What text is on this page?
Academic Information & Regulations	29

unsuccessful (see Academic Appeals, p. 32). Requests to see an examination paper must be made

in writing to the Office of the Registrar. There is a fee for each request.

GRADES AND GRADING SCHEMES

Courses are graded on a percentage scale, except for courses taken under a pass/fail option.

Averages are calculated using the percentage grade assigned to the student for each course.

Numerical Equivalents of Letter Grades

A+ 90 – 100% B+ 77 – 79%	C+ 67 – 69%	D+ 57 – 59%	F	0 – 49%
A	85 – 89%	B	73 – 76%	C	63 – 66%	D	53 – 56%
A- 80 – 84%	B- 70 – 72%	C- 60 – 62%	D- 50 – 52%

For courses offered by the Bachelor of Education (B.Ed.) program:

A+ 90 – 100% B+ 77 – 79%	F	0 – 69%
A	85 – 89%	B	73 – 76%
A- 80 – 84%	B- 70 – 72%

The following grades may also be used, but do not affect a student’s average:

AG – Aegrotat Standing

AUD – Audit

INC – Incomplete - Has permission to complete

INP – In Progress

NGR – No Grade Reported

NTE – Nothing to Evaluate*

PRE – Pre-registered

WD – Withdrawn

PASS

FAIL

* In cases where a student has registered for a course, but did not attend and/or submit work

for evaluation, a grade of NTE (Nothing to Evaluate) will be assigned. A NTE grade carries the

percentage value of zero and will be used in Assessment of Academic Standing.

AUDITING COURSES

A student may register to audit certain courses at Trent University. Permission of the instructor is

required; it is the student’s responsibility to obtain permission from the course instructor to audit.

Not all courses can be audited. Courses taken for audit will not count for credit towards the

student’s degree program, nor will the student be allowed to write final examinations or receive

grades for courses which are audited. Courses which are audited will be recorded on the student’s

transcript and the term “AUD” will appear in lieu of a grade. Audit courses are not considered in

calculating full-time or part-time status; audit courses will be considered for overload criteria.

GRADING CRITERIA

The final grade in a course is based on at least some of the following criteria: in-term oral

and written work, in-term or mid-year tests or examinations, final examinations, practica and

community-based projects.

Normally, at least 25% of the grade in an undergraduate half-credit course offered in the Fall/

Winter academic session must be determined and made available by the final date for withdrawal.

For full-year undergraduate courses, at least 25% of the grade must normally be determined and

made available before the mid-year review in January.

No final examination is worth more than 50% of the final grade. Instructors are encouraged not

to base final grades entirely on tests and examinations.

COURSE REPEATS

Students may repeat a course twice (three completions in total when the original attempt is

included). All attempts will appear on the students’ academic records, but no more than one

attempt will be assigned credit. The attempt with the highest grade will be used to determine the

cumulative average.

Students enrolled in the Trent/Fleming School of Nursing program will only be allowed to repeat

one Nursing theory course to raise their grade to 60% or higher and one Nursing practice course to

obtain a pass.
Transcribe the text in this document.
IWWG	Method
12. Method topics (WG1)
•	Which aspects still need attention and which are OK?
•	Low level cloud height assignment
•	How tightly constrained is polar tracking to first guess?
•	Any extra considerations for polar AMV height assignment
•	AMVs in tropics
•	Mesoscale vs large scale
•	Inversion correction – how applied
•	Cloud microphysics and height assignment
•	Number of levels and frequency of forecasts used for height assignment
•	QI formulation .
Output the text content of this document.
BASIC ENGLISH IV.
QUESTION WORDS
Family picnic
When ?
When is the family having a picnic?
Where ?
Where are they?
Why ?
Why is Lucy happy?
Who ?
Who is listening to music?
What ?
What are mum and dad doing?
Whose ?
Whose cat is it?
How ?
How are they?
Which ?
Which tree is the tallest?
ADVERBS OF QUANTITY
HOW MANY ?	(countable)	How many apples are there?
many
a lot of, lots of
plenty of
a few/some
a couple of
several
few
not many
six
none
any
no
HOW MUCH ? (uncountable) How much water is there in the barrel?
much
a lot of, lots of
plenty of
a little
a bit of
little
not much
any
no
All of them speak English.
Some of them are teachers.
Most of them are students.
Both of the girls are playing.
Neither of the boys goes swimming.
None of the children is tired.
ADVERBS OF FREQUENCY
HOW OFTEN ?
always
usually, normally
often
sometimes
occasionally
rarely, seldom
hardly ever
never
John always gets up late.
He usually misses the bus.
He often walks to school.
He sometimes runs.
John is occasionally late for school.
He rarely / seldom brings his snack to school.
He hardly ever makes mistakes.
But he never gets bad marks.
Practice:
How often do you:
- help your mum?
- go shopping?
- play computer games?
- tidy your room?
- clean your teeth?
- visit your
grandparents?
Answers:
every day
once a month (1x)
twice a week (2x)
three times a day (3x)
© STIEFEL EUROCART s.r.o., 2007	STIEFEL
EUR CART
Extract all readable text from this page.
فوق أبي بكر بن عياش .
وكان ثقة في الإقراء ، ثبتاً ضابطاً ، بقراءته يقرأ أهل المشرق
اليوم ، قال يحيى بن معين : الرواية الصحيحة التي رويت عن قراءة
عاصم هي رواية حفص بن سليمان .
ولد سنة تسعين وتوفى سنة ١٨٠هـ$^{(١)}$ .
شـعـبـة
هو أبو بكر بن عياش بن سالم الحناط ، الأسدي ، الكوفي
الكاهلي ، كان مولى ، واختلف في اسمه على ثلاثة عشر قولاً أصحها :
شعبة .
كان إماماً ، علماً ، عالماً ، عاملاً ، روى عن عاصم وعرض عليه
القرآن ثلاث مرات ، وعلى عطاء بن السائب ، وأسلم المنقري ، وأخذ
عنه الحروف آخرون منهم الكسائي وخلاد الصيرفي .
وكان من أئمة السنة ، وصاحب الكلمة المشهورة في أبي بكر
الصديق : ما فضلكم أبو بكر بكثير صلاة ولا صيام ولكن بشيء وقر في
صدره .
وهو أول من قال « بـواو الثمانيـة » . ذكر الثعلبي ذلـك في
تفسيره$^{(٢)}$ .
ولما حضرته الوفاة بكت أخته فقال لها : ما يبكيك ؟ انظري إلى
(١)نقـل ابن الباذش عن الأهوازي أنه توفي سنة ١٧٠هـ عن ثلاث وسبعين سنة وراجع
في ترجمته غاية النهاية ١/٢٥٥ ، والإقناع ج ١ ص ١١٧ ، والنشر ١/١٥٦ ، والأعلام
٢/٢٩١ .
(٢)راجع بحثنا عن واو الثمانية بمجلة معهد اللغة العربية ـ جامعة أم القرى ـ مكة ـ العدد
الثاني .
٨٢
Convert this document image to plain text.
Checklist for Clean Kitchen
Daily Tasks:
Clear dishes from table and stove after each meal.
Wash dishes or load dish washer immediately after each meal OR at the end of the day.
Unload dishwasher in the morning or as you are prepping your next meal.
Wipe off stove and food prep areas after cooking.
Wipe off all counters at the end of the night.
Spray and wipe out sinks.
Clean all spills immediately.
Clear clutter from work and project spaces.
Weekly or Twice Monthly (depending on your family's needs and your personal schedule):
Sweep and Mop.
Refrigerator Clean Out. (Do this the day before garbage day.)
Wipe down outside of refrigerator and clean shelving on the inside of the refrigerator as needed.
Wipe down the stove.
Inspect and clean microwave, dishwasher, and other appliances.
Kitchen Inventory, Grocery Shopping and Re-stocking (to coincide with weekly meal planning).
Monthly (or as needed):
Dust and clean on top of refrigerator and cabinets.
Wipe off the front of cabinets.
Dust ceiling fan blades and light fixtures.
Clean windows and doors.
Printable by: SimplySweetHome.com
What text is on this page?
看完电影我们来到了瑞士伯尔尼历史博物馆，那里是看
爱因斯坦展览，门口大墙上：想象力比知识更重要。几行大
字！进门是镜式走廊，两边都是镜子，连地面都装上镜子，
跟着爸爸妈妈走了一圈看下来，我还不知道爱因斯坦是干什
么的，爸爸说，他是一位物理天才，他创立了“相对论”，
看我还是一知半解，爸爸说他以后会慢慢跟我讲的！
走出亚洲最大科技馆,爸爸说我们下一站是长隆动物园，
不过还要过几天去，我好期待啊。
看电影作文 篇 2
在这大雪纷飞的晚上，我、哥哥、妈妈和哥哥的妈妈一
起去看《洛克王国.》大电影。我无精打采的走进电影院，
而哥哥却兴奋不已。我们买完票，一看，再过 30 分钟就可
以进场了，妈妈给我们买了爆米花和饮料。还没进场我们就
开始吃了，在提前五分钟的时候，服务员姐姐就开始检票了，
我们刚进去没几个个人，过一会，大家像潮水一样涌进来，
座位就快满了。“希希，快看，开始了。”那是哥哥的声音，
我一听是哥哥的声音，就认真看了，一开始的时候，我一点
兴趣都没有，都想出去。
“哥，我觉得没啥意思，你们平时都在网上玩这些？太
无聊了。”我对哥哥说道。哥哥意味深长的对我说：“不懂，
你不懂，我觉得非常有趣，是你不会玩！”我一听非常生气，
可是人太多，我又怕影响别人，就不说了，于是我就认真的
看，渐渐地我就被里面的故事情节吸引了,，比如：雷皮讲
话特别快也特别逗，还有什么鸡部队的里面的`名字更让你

_TASK REQUIREMENTS:_ Identify the lines that contain the string "seldom", and copy every one of them.

_RESULT FOR THIS EXERCISE:_
rarely, seldom
He rarely / seldom brings his snack to school.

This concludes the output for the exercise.